Reproduce the blog page below, from its opening date line through its last sentence, word for word.

Document passage:
###

Wednesday, July 27, 2011

Facebook divide

Some who feel that every time they log on to fb something's being taken from them; others who feel this apprehension couldn't be further from ridiculous.












Monday, July 25, 2011

DayOne entry, Jul 25, 2011

Not doing enough when someone dies. Like not sending them off with food or clothing for a trip. Feeling appalled at how life goes on, heedless, impiously. Feeling ashamed and scrawny in my tennis whites, pampered and undeserving, as I looked at Mr. Ligget's downy translucent ears. They lived in the home of James Monroe, and we visited them dressed up at Xmas in revolutionary war garb. I thought they were ancient and from that time. No concept of time, just as I thought the mediaeval players at Elm Court meant that that place too hearkened back to that era. And I in the present, with all I'd been given, spoiled, with nothing heroic about me. Strange, the degree of shame and nervousness and inadequacy I felt toward so much growing up. Wonder how that has transmuted these days, if at all...


Sent from wideiris.net

Sunday, July 24, 2011

Sunday, July 17, 2011

Thursday, July 14, 2011

novels bring back the time when

we could be most exalted by the practice of perfecting ourselves. But in this world today, perfecting yourself is navel-gazing. Any kind of self-attention is attention away from a world that's coming apart. The impulse to do something about the state of the world seems to make one a candidate for sacrifice in belittlement. the self-perfecting somehow doesn't apply, although morally you think it would. there's a kind of grey annihilation of the self--which I guess could be ennobled by considering in the Buddhist context, but to agitate against inequity, destruction of resources, inhumanity to others, these seem just fatiguing and demolishing and degrading of the self, unless I suppose you learn the art of participating in them exuberantly, artfully. that may be the only successful adaptation to learn.

Bertrand Russel's enjoining to lead a life motivated by love and guided by knowledge, or something like that, would be the touchstone idea, which, if never lost sight of, might make for the life well-lived, and artfully...

###

Stored records:
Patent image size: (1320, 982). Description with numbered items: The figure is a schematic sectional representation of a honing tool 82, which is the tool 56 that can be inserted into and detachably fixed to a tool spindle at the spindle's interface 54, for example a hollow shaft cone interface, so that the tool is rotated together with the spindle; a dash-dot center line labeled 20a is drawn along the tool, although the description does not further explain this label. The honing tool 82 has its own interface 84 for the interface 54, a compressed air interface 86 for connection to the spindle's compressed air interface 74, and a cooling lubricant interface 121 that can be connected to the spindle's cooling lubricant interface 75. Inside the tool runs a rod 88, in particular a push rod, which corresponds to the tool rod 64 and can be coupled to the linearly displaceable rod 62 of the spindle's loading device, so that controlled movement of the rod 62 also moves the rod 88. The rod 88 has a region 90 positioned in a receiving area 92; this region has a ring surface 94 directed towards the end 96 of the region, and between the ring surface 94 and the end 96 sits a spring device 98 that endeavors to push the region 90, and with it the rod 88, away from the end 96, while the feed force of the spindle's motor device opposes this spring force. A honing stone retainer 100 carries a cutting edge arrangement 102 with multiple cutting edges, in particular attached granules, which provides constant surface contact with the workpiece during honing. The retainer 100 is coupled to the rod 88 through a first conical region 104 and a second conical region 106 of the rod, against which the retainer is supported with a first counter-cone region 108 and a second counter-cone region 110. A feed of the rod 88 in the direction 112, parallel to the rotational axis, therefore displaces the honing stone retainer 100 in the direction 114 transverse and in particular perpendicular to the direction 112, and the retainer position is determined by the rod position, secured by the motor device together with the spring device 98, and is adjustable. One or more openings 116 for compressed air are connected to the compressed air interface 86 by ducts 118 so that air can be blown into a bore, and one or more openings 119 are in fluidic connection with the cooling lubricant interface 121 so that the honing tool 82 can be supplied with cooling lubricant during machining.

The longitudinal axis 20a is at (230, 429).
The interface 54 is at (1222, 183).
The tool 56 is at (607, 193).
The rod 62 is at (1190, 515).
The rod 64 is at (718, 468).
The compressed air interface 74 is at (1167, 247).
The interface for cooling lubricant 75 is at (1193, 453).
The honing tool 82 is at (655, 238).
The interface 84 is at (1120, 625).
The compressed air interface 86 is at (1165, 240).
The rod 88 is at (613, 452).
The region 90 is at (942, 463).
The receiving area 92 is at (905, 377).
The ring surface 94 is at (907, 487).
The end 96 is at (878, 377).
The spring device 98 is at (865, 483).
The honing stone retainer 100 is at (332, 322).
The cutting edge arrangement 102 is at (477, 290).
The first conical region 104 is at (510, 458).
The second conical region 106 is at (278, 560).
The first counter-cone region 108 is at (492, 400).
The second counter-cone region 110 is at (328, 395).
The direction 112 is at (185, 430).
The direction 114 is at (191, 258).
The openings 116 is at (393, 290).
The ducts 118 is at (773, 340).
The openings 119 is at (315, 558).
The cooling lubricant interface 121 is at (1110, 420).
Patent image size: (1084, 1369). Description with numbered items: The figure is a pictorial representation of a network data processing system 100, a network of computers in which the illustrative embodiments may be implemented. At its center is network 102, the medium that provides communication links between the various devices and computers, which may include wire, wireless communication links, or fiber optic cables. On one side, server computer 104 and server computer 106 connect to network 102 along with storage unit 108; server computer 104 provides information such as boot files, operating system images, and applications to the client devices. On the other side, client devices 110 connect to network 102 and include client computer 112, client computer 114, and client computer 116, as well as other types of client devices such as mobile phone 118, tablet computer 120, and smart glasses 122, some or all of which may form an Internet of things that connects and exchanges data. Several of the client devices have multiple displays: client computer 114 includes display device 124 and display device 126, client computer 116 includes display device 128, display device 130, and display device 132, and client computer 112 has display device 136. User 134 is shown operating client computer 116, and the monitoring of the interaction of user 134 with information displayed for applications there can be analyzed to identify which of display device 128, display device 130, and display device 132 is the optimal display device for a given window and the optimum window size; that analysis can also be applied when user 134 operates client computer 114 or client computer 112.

###

In response:
Wednesday, July 27, 2011

Facebook divide

Some who feel that every time they log on to fb something's being taken from them; others who feel this apprehension couldn't be further from ridiculous.












Monday, July 25, 2011

DayOne entry, Jul 25, 2011

Not doing enough when someone dies. Like not sending them off with food or clothing for a trip. Feeling appalled at how life goes on, heedless, impiously. Feeling ashamed and scrawny in my tennis whites, pampered and undeserving, as I looked at Mr. Ligget's downy translucent ears. They lived in the home of James Monroe, and we visited them dressed up at Xmas in revolutionary war garb. I thought they were ancient and from that time. No concept of time, just as I thought the mediaeval players at Elm Court meant that that place too hearkened back to that era. And I in the present, with all I'd been given, spoiled, with nothing heroic about me. Strange, the degree of shame and nervousness and inadequacy I felt toward so much growing up. Wonder how that has transmuted these days, if at all...


Sent from wideiris.net

Sunday, July 24, 2011

Sunday, July 17, 2011

Thursday, July 14, 2011

novels bring back the time when

we could be most exalted by the practice of perfecting ourselves. But in this world today, perfecting yourself is navel-gazing. Any kind of self-attention is attention away from a world that's coming apart. The impulse to do something about the state of the world seems to make one a candidate for sacrifice in belittlement. the self-perfecting somehow doesn't apply, although morally you think it would. there's a kind of grey annihilation of the self--which I guess could be ennobled by considering in the Buddhist context, but to agitate against inequity, destruction of resources, inhumanity to others, these seem just fatiguing and demolishing and degrading of the self, unless I suppose you learn the art of participating in them exuberantly, artfully. that may be the only successful adaptation to learn.

Bertrand Russel's enjoining to lead a life motivated by love and guided by knowledge, or something like that, would be the touchstone idea, which, if never lost sight of, might make for the life well-lived, and artfully...